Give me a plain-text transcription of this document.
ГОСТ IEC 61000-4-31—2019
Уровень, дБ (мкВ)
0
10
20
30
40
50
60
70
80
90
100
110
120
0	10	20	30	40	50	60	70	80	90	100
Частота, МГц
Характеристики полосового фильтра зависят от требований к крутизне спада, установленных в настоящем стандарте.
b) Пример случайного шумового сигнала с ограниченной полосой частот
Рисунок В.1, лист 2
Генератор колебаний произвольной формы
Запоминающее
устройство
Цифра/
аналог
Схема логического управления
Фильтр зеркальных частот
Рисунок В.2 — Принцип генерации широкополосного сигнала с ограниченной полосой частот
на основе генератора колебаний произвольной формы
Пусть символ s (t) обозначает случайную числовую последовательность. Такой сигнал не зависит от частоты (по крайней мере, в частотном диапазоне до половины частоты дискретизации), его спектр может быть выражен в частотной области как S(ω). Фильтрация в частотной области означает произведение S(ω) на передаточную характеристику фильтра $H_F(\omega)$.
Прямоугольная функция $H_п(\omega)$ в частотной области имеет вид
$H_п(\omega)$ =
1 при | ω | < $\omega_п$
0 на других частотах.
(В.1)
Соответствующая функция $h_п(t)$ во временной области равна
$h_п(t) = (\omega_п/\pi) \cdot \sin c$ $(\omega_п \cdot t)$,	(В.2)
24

::::::::::

**STATED GOAL**
Output all records verbatim.

**RESPONSE**
Give me a plain-text transcription of this document.
ГОСТ IEC 61000-4-31—2019
Уровень, дБ (мкВ)
0
10
20
30
40
50
60
70
80
90
100
110
120
0	10	20	30	40	50	60	70	80	90	100
Частота, МГц
Характеристики полосового фильтра зависят от требований к крутизне спада, установленных в настоящем стандарте.
b) Пример случайного шумового сигнала с ограниченной полосой частот
Рисунок В.1, лист 2
Генератор колебаний произвольной формы
Запоминающее
устройство
Цифра/
аналог
Схема логического управления
Фильтр зеркальных частот
Рисунок В.2 — Принцип генерации широкополосного сигнала с ограниченной полосой частот
на основе генератора колебаний произвольной формы
Пусть символ s (t) обозначает случайную числовую последовательность. Такой сигнал не зависит от частоты (по крайней мере, в частотном диапазоне до половины частоты дискретизации), его спектр может быть выражен в частотной области как S(ω). Фильтрация в частотной области означает произведение S(ω) на передаточную характеристику фильтра $H_F(\omega)$.
Прямоугольная функция $H_п(\omega)$ в частотной области имеет вид
$H_п(\omega)$ =
1 при | ω | < $\omega_п$
0 на других частотах.
(В.1)
Соответствующая функция $h_п(t)$ во временной области равна
$h_п(t) = (\omega_п/\pi) \cdot \sin c$ $(\omega_п \cdot t)$,	(В.2)
24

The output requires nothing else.